■ EXERCISE BRIEF
Skip any picture you find and retype all the remaining lines exactly.

[Collected data]
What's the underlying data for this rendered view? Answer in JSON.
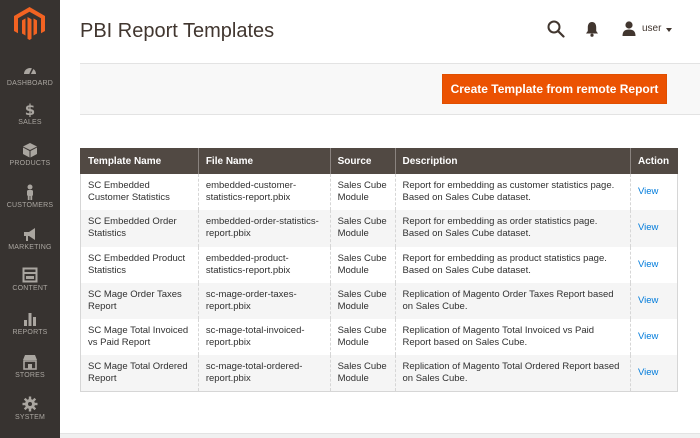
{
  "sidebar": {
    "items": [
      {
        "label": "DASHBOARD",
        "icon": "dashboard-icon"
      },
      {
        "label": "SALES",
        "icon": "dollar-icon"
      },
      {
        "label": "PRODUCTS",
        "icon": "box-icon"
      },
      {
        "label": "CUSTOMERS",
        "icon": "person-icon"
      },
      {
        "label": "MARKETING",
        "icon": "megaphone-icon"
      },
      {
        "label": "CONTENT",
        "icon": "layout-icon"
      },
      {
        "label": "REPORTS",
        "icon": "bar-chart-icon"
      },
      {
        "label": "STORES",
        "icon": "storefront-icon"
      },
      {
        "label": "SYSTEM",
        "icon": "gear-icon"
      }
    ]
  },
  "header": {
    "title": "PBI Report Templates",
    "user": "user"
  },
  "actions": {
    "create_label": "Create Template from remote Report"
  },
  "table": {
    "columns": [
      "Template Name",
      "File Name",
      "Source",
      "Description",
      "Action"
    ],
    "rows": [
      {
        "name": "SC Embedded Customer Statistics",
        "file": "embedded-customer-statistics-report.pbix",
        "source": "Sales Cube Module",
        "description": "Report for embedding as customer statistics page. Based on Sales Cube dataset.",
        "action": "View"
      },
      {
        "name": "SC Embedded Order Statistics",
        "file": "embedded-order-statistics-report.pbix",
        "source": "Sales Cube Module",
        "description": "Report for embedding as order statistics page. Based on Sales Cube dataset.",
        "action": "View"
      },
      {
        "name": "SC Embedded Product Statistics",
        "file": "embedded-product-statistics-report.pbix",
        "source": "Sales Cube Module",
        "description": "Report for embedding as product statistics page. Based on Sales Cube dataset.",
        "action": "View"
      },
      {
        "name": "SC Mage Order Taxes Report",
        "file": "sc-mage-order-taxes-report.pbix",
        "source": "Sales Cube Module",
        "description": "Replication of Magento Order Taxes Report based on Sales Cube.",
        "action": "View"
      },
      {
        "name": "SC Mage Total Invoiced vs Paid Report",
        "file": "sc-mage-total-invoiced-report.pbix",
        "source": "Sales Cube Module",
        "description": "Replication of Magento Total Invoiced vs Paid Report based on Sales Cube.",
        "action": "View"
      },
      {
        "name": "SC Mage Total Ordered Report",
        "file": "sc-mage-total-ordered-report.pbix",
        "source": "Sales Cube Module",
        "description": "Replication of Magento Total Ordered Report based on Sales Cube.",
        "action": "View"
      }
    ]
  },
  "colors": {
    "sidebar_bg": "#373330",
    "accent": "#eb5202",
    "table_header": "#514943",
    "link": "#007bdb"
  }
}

■ FINISHED ANSWER
What's the underlying data for this rendered view? Answer in JSON.
{
  "sidebar": {
    "items": [
      {
        "label": "DASHBOARD",
        "icon": "dashboard-icon"
      },
      {
        "label": "SALES",
        "icon": "dollar-icon"
      },
      {
        "label": "PRODUCTS",
        "icon": "box-icon"
      },
      {
        "label": "CUSTOMERS",
        "icon": "person-icon"
      },
      {
        "label": "MARKETING",
        "icon": "megaphone-icon"
      },
      {
        "label": "CONTENT",
        "icon": "layout-icon"
      },
      {
        "label": "REPORTS",
        "icon": "bar-chart-icon"
      },
      {
        "label": "STORES",
        "icon": "storefront-icon"
      },
      {
        "label": "SYSTEM",
        "icon": "gear-icon"
      }
    ]
  },
  "header": {
    "title": "PBI Report Templates",
    "user": "user"
  },
  "actions": {
    "create_label": "Create Template from remote Report"
  },
  "table": {
    "columns": [
      "Template Name",
      "File Name",
      "Source",
      "Description",
      "Action"
    ],
    "rows": [
      {
        "name": "SC Embedded Customer Statistics",
        "file": "embedded-customer-statistics-report.pbix",
        "source": "Sales Cube Module",
        "description": "Report for embedding as customer statistics page. Based on Sales Cube dataset.",
        "action": "View"
      },
      {
        "name": "SC Embedded Order Statistics",
        "file": "embedded-order-statistics-report.pbix",
        "source": "Sales Cube Module",
        "description": "Report for embedding as order statistics page. Based on Sales Cube dataset.",
        "action": "View"
      },
      {
        "name": "SC Embedded Product Statistics",
        "file": "embedded-product-statistics-report.pbix",
        "source": "Sales Cube Module",
        "description": "Report for embedding as product statistics page. Based on Sales Cube dataset.",
        "action": "View"
      },
      {
        "name": "SC Mage Order Taxes Report",
        "file": "sc-mage-order-taxes-report.pbix",
        "source": "Sales Cube Module",
        "description": "Replication of Magento Order Taxes Report based on Sales Cube.",
        "action": "View"
      },
      {
        "name": "SC Mage Total Invoiced vs Paid Report",
        "file": "sc-mage-total-invoiced-report.pbix",
        "source": "Sales Cube Module",
        "description": "Replication of Magento Total Invoiced vs Paid Report based on Sales Cube.",
        "action": "View"
      },
      {
        "name": "SC Mage Total Ordered Report",
        "file": "sc-mage-total-ordered-report.pbix",
        "source": "Sales Cube Module",
        "description": "Replication of Magento Total Ordered Report based on Sales Cube.",
        "action": "View"
      }
    ]
  },
  "colors": {
    "sidebar_bg": "#373330",
    "accent": "#eb5202",
    "table_header": "#514943",
    "link": "#007bdb"
  }
}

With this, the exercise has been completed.